Güzelleme başlığına kanıp şiir falan döktüreceğimi sanmayın , benimki “ başlık kandırmaca yöntemiyle” okuyucu sayısını arttırma ! , Gazteci milletinden ! öğrendim bir deneyeyim dedim , görcez bakalım ne kadar okunacak ?..
Sulu ve geveze bir günümde olduğumu yazının girizgahından anlamışsınızdır , son durum raporunu verip ufak , ufak Haydarpaşa’ya intikal edeyim :
Ölmedim ,.Gitmiyom ,.. Kalıpdurum ,.!!

○ ○ ○

*Görev Tanımı 1*: Güzelleme yazısında "Güzelleme başlığına kanıp" sözlerinden "Ölmedim ,.Gitmiyom ,.. Kalıpdurum ,.!!" sözlerine kadar uzanan her şeyi, hiçbir değişiklik yapmadan kopyalayın.
*Görev Tanımı 2*: Güzelleme yazısını, metnin bittiği cümlenin ardından aynı üslupla sürdürün.

○ ○ ○

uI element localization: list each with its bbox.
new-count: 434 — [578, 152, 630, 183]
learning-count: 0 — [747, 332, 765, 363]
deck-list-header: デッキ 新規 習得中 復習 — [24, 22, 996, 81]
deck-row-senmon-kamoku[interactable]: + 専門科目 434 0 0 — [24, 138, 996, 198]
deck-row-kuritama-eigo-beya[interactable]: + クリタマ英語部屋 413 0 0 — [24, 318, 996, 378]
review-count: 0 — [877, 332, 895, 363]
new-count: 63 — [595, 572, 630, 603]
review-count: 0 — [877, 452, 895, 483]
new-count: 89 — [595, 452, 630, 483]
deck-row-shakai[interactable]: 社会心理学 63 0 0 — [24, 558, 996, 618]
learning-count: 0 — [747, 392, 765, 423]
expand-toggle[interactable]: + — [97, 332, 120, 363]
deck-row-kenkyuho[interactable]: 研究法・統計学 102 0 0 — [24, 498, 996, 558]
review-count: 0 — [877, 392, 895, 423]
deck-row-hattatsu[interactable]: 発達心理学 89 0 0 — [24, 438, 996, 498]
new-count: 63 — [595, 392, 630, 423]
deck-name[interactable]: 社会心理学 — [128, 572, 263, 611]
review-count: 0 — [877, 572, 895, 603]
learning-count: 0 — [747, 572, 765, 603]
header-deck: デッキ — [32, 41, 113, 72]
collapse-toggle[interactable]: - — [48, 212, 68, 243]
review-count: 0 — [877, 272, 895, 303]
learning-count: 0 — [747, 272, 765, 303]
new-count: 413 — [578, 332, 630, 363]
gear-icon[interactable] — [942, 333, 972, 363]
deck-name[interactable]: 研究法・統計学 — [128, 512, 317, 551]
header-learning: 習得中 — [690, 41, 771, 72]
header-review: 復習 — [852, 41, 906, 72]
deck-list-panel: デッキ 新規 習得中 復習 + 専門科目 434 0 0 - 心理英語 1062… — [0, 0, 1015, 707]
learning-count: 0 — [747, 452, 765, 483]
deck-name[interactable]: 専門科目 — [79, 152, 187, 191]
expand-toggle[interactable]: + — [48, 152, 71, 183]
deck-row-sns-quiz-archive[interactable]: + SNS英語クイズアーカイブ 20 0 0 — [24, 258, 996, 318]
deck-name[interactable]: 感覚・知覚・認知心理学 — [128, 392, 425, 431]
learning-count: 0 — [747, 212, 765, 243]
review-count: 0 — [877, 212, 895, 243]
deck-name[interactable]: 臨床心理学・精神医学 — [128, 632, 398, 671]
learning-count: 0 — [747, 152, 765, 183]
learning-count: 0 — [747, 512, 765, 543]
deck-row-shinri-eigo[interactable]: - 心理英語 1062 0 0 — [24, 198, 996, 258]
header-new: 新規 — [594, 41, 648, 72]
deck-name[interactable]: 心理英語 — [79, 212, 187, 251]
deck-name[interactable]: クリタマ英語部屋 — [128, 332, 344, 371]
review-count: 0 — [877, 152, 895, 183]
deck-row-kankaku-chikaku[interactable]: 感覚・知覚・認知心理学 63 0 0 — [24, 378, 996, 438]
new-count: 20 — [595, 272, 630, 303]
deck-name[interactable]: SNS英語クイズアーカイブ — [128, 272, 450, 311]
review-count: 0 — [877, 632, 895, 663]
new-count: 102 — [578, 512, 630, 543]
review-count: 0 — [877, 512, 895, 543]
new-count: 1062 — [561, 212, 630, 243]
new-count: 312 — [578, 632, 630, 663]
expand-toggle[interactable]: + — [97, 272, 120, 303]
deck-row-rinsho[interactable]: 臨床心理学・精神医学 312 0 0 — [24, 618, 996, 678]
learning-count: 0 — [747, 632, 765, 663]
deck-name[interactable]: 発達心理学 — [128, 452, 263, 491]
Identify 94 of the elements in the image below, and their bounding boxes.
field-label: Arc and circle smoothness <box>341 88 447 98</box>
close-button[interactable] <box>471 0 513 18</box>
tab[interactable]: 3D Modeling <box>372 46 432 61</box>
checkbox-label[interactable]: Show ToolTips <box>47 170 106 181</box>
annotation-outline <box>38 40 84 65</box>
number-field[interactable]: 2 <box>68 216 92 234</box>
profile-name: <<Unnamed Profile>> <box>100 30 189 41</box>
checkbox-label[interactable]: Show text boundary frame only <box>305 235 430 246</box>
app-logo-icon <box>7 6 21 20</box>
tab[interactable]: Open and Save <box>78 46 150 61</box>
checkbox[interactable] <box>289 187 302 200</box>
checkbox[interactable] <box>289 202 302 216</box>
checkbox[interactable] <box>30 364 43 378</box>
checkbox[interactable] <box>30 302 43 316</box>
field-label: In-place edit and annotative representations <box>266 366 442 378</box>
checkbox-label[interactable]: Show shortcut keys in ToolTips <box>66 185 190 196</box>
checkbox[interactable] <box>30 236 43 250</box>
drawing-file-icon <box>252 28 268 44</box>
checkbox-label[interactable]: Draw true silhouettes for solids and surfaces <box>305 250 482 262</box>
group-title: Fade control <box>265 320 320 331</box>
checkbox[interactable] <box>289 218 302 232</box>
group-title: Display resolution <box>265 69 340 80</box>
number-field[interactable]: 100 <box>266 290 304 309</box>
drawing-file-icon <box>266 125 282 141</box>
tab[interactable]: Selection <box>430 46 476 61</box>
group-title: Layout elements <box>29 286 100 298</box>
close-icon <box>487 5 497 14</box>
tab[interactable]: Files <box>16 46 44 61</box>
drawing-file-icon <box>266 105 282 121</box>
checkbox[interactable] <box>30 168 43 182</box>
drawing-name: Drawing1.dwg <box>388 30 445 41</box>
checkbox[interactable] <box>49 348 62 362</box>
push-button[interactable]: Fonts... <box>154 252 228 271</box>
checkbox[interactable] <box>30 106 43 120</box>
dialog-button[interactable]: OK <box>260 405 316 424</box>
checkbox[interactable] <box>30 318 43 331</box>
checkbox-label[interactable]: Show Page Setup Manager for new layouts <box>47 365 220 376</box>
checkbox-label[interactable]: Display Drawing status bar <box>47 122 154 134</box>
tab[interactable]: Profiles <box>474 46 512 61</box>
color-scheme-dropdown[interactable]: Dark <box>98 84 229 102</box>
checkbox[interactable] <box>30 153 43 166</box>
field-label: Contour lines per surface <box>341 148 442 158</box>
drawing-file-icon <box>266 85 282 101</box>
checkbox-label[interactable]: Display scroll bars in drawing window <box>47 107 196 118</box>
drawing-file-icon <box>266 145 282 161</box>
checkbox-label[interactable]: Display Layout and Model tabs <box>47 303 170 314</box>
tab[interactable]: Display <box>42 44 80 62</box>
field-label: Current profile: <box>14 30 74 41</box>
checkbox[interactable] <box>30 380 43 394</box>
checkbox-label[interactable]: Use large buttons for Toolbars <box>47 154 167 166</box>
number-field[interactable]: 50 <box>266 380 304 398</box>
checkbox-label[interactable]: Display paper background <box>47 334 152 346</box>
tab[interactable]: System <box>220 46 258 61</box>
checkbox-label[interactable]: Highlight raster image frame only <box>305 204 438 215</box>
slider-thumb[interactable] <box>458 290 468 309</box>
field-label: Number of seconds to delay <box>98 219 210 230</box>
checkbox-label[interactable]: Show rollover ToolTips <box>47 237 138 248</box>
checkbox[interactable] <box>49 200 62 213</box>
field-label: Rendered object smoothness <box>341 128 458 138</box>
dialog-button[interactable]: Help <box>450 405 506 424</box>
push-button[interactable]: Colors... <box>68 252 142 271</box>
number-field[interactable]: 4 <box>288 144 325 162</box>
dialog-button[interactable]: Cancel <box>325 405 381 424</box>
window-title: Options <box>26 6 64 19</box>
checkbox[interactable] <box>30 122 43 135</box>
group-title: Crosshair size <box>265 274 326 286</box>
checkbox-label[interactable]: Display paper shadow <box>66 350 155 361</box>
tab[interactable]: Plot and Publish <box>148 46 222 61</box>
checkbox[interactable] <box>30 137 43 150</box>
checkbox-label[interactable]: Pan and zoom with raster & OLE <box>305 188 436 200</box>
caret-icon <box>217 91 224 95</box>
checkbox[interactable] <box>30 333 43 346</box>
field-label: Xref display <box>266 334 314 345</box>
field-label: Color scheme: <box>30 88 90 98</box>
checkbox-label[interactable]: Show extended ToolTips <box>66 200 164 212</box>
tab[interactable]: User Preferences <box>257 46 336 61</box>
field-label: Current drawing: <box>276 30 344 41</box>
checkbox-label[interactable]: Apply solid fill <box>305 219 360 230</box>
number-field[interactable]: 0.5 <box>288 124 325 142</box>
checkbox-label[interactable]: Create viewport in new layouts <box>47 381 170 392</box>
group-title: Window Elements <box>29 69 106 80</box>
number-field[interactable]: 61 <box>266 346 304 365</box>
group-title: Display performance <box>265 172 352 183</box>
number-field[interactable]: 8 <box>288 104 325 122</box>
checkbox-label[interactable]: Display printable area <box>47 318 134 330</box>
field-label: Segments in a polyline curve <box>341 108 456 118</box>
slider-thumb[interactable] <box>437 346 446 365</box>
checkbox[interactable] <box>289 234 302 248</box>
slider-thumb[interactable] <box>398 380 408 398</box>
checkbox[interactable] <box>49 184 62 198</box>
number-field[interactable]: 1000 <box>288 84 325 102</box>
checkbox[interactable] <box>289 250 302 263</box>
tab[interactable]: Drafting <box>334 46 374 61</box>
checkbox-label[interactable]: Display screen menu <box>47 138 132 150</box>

○ ○ ○

*Nihai Cevap 1*:
Güzelleme başlığına kanıp şiir falan döktüreceğimi sanmayın , benimki “ başlık kandırmaca yöntemiyle” okuyucu sayısını arttırma ! , Gazteci milletinden ! öğrendim bir deneyeyim dedim , görcez bakalım ne kadar okunacak ?..
Sulu ve geveze bir günümde olduğumu yazının girizgahından anlamışsınızdır , son durum raporunu verip ufak , ufak Haydarpaşa’ya intikal edeyim :
Ölmedim ,.Gitmiyom ,.. Kalıpdurum ,.!!

*Nihai Cevap 2*:
Nedir bu” Ege ağzı” sorularına yanıt ; Küllükü ! özledim , Egeyi özledim , çekip gidesim var ama Ankara’ya çağrıldım , emir büyük yerden , boynum kıldan ince !.. Gitmezsem moktan bir ilaca başlamak gibi tehditler savrulacak biliyorum , o yüzden gidimde hem kendimi acındırırım , hemde sevgili dostumun ülkenin bütün onkologlarına beni gösterme kararlılığına ! katkım olur dedim ve haftaya ;
“Ankara, Ankara güzel Ankara
Seni görmek ister her bahtı kara “
türküsünü çığırarak , dara düşmüş bir vatandaş olaraktan Ankara’ya gidcem !! .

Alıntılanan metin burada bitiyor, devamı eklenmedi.